------ INFORMATION PROVIDED ------
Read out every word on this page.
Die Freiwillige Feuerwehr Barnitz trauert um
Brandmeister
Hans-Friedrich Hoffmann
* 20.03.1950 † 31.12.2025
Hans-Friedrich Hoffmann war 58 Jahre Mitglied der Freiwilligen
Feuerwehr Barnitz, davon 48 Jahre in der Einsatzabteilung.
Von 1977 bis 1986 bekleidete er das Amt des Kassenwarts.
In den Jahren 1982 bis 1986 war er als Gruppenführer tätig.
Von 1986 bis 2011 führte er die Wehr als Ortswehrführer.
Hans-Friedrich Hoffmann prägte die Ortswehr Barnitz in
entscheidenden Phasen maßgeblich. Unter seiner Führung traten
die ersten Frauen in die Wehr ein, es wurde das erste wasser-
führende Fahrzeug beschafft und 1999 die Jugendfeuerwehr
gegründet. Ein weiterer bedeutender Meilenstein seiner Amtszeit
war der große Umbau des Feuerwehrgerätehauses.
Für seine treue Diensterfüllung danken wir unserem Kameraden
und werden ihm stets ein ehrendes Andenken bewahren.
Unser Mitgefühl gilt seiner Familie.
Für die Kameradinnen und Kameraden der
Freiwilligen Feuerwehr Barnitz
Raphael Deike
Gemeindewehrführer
------
------ INFORMATION PROVIDED ------
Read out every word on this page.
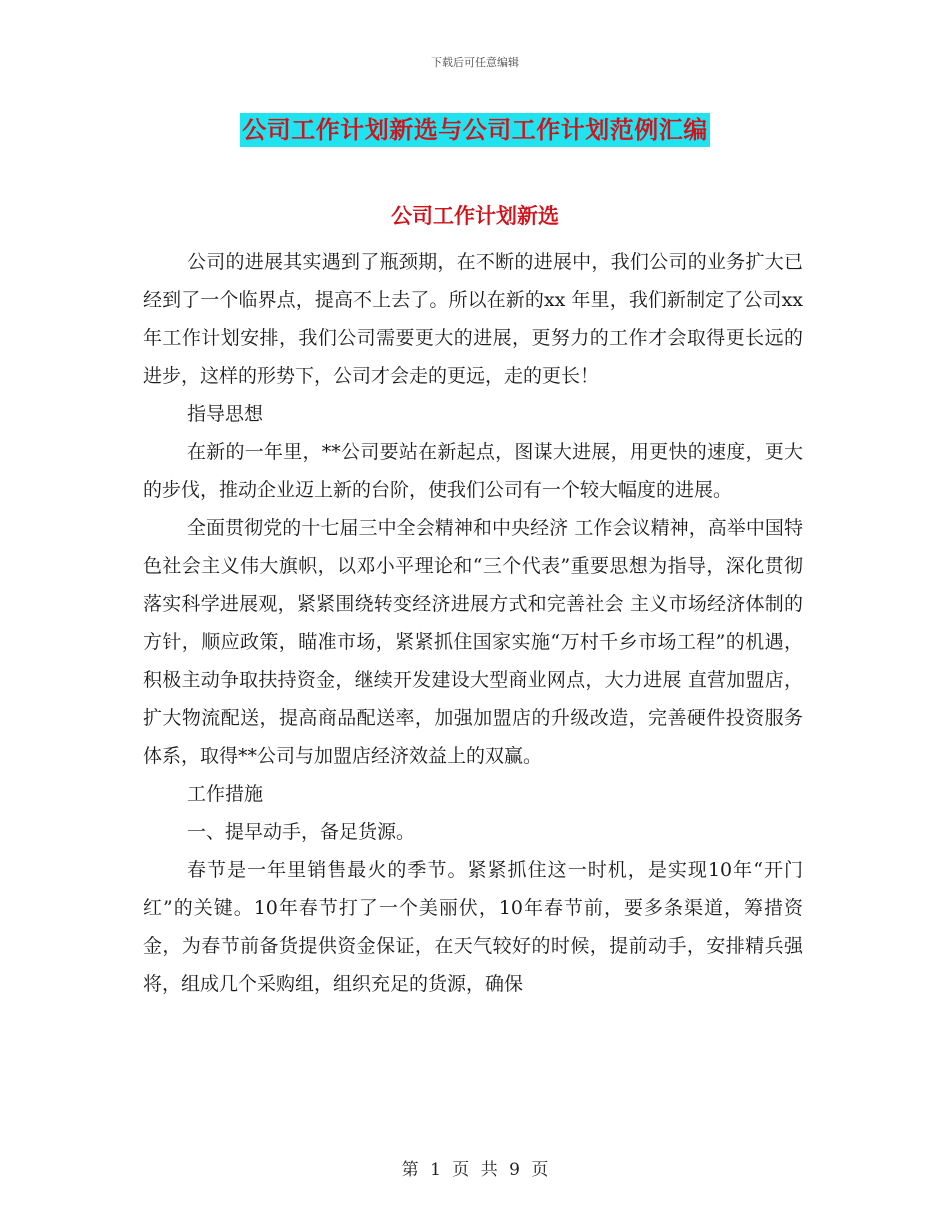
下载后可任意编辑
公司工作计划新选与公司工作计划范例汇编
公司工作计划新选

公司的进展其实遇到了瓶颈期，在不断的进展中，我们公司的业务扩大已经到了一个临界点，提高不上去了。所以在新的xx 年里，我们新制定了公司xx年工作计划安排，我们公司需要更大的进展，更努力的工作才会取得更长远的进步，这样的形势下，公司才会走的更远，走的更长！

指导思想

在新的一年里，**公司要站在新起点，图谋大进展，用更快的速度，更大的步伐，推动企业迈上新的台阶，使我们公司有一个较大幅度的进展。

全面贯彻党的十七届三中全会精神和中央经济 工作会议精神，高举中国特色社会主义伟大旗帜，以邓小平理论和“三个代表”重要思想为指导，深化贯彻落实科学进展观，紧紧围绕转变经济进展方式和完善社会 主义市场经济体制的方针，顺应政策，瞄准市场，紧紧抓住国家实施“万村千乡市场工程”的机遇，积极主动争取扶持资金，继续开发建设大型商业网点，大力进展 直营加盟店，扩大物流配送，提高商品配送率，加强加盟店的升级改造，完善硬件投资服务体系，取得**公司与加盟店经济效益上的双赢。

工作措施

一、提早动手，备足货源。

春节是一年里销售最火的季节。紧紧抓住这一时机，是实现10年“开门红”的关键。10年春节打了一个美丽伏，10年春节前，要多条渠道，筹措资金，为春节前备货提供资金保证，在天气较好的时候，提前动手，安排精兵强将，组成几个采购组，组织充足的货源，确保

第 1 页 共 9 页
------
------ INFORMATION PROVIDED ------
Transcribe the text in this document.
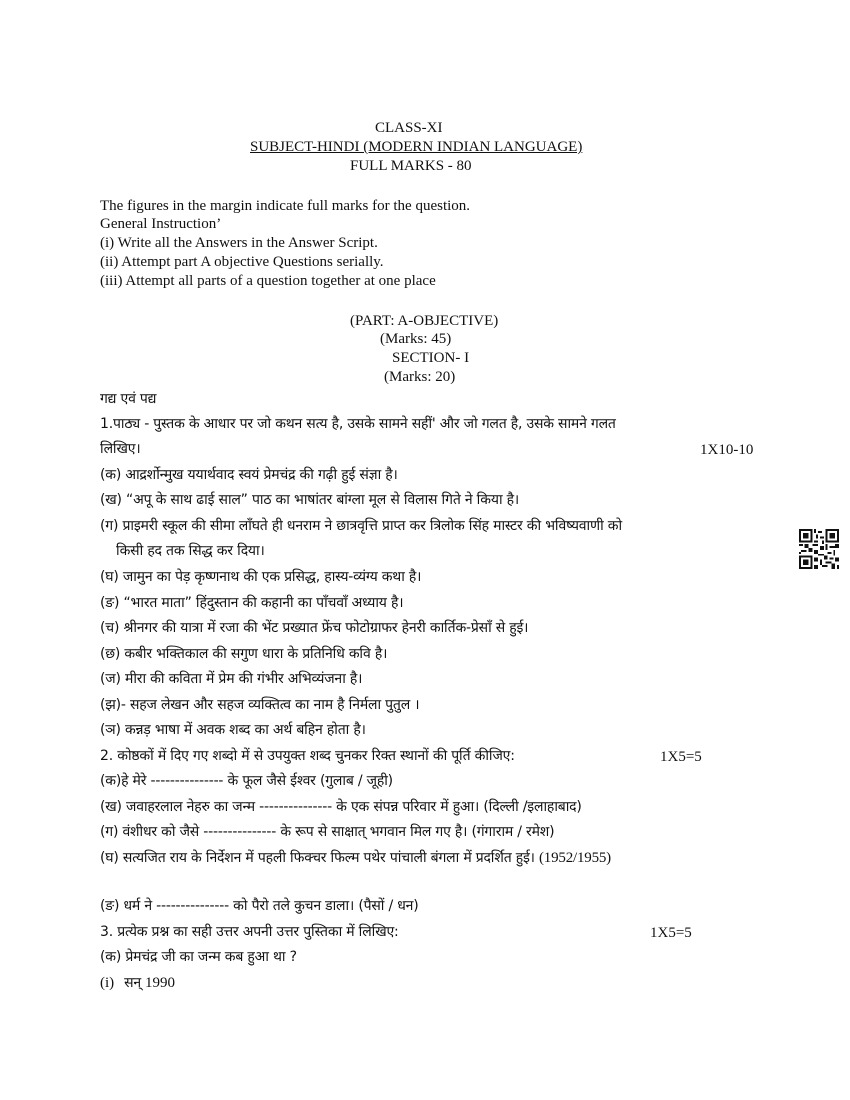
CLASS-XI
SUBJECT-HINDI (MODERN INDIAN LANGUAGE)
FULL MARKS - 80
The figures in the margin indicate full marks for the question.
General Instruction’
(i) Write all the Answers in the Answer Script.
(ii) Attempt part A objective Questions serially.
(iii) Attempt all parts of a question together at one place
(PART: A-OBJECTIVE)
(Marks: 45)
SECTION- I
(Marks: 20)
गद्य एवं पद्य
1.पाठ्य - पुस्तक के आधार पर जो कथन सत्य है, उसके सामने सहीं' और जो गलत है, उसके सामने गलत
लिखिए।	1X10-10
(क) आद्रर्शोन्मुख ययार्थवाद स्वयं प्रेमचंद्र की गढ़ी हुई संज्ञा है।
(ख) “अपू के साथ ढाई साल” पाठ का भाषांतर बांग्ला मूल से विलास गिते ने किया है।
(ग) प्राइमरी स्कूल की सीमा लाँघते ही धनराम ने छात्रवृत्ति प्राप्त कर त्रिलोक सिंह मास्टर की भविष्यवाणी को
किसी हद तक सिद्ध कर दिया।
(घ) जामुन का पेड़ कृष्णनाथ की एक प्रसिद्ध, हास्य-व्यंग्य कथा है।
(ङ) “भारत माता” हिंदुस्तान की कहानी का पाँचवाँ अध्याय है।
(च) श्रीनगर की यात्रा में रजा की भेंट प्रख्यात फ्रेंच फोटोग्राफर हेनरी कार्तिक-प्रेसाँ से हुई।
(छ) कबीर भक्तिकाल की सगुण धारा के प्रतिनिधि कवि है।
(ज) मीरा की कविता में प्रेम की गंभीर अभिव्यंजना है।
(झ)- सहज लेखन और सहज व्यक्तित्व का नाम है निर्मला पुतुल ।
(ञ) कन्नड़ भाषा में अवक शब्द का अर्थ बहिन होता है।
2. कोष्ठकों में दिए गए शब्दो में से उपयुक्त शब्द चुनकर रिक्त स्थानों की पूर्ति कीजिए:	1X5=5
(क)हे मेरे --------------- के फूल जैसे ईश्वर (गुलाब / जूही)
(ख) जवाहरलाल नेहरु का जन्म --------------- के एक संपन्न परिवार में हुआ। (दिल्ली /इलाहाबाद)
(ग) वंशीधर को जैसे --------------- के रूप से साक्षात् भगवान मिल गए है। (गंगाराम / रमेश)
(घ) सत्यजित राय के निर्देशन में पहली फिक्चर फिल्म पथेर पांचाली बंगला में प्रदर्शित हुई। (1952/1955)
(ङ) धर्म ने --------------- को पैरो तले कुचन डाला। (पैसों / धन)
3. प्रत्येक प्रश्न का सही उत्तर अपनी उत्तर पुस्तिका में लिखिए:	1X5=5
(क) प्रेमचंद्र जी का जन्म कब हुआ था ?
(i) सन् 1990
------
AIM OF THE EXERCISE: Copy all lines from the entries that contain the word "Hans".

COMPLETE OUTPUT:
Hans-Friedrich Hoffmann
Hans-Friedrich Hoffmann war 58 Jahre Mitglied der Freiwilligen
Hans-Friedrich Hoffmann prägte die Ortswehr Barnitz in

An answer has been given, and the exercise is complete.